__Stated goal__
Please quote the rows from the very first line through the line that contains "report-toolbar: /2 (0, 0, 800, 22)", including both, word for word.

——————————

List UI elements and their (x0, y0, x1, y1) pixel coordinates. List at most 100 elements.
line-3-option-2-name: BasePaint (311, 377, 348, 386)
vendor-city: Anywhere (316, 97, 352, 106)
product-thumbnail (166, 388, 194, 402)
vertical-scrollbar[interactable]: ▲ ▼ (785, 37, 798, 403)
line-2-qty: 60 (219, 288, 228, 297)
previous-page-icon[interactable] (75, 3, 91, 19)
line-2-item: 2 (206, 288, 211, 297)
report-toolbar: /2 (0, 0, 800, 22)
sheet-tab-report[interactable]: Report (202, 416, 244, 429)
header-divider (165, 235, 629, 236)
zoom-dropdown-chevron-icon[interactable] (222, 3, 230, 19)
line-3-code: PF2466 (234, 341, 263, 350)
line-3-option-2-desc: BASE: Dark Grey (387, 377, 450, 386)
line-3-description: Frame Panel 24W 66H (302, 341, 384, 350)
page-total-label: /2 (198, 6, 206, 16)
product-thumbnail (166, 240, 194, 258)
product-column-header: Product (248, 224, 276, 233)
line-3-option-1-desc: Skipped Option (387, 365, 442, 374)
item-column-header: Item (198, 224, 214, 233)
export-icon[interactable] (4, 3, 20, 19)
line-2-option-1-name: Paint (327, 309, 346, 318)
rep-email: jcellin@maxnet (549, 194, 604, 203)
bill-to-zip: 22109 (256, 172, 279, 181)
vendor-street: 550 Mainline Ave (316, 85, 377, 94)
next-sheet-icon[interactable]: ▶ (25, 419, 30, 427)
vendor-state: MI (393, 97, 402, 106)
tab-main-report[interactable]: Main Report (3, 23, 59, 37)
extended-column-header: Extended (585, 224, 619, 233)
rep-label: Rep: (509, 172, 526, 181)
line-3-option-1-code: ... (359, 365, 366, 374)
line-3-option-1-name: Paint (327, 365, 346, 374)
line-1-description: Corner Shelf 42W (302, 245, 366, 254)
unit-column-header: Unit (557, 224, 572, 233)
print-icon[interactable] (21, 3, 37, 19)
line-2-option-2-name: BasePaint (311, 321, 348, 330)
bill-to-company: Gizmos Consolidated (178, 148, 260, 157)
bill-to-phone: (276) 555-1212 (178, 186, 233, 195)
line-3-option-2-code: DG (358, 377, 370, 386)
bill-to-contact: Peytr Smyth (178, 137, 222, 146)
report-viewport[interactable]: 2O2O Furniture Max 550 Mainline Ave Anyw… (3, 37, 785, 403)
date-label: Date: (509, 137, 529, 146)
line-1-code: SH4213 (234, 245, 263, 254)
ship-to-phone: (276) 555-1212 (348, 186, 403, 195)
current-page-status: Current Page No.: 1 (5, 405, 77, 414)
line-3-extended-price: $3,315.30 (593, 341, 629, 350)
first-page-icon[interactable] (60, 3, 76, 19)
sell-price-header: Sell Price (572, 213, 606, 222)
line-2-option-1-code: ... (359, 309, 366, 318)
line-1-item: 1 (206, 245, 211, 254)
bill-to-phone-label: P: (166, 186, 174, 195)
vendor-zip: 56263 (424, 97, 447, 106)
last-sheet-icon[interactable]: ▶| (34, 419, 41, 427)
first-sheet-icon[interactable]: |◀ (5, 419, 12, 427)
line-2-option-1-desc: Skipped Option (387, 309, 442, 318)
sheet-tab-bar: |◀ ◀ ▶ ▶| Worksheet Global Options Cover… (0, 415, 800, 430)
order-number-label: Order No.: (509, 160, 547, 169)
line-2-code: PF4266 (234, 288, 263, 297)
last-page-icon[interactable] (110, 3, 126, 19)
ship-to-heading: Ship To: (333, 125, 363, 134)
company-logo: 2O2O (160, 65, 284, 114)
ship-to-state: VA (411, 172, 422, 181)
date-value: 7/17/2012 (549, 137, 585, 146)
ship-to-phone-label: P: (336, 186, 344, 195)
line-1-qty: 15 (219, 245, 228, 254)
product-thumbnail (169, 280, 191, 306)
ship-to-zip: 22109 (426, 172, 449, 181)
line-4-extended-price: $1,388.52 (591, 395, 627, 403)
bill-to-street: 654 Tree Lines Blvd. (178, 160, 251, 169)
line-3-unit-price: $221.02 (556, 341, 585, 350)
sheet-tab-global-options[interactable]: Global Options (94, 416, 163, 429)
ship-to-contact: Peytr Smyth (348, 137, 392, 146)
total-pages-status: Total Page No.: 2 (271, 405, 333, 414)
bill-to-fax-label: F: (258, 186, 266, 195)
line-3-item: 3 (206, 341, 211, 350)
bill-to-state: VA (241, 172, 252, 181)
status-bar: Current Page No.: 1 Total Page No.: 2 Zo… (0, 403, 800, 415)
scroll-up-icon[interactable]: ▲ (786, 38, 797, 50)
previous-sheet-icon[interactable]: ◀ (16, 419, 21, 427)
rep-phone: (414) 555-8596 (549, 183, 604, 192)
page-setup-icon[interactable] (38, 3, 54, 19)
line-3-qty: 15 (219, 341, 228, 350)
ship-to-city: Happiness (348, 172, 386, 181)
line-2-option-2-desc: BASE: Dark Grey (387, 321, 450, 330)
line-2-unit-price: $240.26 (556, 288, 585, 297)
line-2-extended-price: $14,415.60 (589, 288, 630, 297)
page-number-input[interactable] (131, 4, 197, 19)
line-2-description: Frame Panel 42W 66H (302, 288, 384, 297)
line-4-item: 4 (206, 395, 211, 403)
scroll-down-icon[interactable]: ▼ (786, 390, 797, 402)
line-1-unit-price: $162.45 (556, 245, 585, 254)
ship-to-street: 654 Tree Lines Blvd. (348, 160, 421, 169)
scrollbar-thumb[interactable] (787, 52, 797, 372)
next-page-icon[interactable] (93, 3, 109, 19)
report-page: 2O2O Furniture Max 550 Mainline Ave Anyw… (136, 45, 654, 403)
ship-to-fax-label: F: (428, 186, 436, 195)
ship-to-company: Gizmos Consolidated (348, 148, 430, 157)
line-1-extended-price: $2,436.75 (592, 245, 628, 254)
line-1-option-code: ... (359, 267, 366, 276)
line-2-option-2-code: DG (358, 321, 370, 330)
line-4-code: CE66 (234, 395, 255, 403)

——————————

__Written answer__
List UI elements and their (x0, y0, x1, y1) pixel coordinates. List at most 100 elements.
line-3-option-2-name: BasePaint (311, 377, 348, 386)
vendor-city: Anywhere (316, 97, 352, 106)
product-thumbnail (166, 388, 194, 402)
vertical-scrollbar[interactable]: ▲ ▼ (785, 37, 798, 403)
line-2-qty: 60 (219, 288, 228, 297)
previous-page-icon[interactable] (75, 3, 91, 19)
line-2-item: 2 (206, 288, 211, 297)
report-toolbar: /2 (0, 0, 800, 22)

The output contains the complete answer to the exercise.